▸ **Stated task**: Copy every one of the records below line for line, without changing anything.

....................

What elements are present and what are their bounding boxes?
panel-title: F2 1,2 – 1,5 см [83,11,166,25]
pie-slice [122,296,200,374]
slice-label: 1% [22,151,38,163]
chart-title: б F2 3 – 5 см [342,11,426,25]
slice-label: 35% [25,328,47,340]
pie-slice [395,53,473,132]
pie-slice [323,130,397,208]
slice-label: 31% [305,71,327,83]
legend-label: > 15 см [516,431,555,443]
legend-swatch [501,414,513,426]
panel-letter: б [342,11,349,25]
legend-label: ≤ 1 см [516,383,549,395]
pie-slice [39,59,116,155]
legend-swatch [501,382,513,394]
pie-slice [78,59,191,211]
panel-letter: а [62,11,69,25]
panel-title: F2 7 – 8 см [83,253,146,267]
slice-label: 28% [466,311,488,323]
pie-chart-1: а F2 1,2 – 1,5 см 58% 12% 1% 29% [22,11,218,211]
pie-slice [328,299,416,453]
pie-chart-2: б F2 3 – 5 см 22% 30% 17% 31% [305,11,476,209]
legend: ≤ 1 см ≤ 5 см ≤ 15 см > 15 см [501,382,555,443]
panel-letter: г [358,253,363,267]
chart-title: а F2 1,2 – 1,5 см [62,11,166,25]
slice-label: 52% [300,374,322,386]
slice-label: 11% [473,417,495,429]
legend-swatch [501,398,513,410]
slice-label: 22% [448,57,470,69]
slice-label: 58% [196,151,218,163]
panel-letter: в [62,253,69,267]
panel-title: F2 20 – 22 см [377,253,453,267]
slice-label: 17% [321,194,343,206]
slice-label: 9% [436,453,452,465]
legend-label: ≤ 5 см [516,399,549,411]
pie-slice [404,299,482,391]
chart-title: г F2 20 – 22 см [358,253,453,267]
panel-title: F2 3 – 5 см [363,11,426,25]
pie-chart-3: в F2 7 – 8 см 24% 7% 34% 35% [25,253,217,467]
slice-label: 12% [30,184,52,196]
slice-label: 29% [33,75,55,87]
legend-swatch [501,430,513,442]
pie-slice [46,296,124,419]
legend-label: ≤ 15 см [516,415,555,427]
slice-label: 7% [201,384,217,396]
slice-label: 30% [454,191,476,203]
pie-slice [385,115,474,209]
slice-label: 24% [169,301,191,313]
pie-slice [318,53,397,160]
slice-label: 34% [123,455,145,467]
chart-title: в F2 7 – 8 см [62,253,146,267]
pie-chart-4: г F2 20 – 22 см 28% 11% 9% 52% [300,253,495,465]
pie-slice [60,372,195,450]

....................

▸ **Final result**:
What elements are present and what are their bounding boxes?
panel-title: F2 1,2 – 1,5 см [83,11,166,25]
pie-slice [122,296,200,374]
slice-label: 1% [22,151,38,163]
chart-title: б F2 3 – 5 см [342,11,426,25]
slice-label: 35% [25,328,47,340]
pie-slice [395,53,473,132]
pie-slice [323,130,397,208]
slice-label: 31% [305,71,327,83]
legend-label: > 15 см [516,431,555,443]
legend-swatch [501,414,513,426]
panel-letter: б [342,11,349,25]
legend-label: ≤ 1 см [516,383,549,395]
pie-slice [39,59,116,155]
legend-swatch [501,382,513,394]
pie-slice [78,59,191,211]
panel-letter: а [62,11,69,25]
panel-title: F2 7 – 8 см [83,253,146,267]
slice-label: 28% [466,311,488,323]
pie-chart-1: а F2 1,2 – 1,5 см 58% 12% 1% 29% [22,11,218,211]
pie-slice [328,299,416,453]
pie-chart-2: б F2 3 – 5 см 22% 30% 17% 31% [305,11,476,209]
legend: ≤ 1 см ≤ 5 см ≤ 15 см > 15 см [501,382,555,443]
panel-letter: г [358,253,363,267]
chart-title: а F2 1,2 – 1,5 см [62,11,166,25]
slice-label: 52% [300,374,322,386]
slice-label: 11% [473,417,495,429]
legend-swatch [501,398,513,410]
slice-label: 22% [448,57,470,69]
slice-label: 58% [196,151,218,163]
panel-letter: в [62,253,69,267]
panel-title: F2 20 – 22 см [377,253,453,267]
slice-label: 17% [321,194,343,206]
slice-label: 9% [436,453,452,465]
legend-label: ≤ 5 см [516,399,549,411]
pie-slice [404,299,482,391]
chart-title: г F2 20 – 22 см [358,253,453,267]
panel-title: F2 3 – 5 см [363,11,426,25]
pie-chart-3: в F2 7 – 8 см 24% 7% 34% 35% [25,253,217,467]
slice-label: 12% [30,184,52,196]
slice-label: 29% [33,75,55,87]
legend-swatch [501,430,513,442]
pie-slice [46,296,124,419]
legend-label: ≤ 15 см [516,415,555,427]
slice-label: 7% [201,384,217,396]
slice-label: 30% [454,191,476,203]
pie-slice [385,115,474,209]
slice-label: 24% [169,301,191,313]
pie-slice [318,53,397,160]
slice-label: 34% [123,455,145,467]
chart-title: в F2 7 – 8 см [62,253,146,267]
pie-chart-4: г F2 20 – 22 см 28% 11% 9% 52% [300,253,495,465]
pie-slice [60,372,195,450]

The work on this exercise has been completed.